## EXERCISE
Repeat the stored entries below word for word, starting with the very first line and stopping after the line that contains "subitem-total: 7 р. — [677, 324, 695, 335]".

## Stored entries
■ ■ ■ ■ ■

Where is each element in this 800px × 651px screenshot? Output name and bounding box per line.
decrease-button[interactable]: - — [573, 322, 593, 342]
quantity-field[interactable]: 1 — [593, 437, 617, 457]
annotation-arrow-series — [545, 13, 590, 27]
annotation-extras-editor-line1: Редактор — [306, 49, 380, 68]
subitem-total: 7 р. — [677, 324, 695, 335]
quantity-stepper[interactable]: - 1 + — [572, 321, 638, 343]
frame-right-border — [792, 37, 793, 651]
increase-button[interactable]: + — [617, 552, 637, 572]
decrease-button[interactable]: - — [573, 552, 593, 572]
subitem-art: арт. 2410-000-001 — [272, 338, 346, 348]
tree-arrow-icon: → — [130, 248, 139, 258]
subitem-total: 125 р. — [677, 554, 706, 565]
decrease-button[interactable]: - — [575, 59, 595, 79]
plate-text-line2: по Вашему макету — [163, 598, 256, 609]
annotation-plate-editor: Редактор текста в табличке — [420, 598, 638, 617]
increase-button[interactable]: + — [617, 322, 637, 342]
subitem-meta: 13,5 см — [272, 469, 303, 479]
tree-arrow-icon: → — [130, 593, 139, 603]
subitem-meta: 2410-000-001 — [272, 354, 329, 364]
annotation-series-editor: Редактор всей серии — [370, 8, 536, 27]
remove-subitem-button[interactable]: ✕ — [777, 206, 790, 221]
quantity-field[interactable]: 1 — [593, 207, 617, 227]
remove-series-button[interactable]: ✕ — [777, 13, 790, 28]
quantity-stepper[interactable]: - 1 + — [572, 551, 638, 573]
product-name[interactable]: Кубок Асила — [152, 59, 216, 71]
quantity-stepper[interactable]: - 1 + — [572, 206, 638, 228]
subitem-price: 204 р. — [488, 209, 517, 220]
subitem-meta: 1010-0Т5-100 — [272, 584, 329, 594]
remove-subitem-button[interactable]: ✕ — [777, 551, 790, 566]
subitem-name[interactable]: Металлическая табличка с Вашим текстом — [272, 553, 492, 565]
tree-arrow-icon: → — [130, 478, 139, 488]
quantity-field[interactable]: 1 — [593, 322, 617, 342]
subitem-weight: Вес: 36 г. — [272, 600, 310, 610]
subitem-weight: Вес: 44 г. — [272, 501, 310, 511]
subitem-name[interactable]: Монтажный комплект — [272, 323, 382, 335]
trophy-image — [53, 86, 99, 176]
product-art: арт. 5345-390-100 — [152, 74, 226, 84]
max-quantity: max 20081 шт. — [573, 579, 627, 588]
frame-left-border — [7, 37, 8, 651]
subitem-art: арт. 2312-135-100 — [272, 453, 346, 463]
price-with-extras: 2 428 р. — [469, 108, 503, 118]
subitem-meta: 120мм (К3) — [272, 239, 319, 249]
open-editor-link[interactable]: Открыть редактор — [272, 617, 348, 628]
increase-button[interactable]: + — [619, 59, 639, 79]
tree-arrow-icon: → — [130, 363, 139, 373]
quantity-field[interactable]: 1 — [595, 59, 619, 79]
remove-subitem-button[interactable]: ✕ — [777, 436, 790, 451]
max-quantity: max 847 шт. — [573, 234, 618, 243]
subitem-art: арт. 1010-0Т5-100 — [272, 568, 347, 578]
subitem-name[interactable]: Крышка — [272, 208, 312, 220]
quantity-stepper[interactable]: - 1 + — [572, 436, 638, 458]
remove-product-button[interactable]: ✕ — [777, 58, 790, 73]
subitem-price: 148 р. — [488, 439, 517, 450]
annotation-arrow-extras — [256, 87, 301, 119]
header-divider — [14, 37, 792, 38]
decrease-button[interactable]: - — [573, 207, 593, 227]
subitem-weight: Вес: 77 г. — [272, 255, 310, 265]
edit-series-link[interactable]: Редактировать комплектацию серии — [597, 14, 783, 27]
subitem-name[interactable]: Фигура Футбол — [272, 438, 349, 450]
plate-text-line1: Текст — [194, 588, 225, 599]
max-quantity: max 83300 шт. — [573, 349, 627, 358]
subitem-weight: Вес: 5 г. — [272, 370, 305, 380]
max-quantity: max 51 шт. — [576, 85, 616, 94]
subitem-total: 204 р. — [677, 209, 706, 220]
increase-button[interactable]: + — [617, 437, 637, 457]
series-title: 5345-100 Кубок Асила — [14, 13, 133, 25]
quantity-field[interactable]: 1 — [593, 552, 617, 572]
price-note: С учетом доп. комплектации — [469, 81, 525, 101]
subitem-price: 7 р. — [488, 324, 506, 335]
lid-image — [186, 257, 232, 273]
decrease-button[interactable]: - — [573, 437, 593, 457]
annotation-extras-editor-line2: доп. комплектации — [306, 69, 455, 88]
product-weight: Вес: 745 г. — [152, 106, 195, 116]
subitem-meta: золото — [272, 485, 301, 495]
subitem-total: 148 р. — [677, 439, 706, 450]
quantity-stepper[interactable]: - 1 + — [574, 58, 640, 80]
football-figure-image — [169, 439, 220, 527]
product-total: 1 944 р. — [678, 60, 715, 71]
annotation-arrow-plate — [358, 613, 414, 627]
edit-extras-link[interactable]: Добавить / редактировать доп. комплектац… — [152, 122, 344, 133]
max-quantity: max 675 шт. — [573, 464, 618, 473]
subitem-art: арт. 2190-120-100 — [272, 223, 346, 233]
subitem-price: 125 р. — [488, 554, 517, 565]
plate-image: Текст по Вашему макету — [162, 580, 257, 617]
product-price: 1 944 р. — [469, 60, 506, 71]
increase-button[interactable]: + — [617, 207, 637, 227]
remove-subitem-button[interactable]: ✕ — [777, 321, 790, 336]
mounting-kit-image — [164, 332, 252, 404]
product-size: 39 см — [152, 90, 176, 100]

■ ■ ■ ■ ■

## ANSWER IN FULL
Where is each element in this 800px × 651px screenshot? Output name and bounding box per line.
decrease-button[interactable]: - — [573, 322, 593, 342]
quantity-field[interactable]: 1 — [593, 437, 617, 457]
annotation-arrow-series — [545, 13, 590, 27]
annotation-extras-editor-line1: Редактор — [306, 49, 380, 68]
subitem-total: 7 р. — [677, 324, 695, 335]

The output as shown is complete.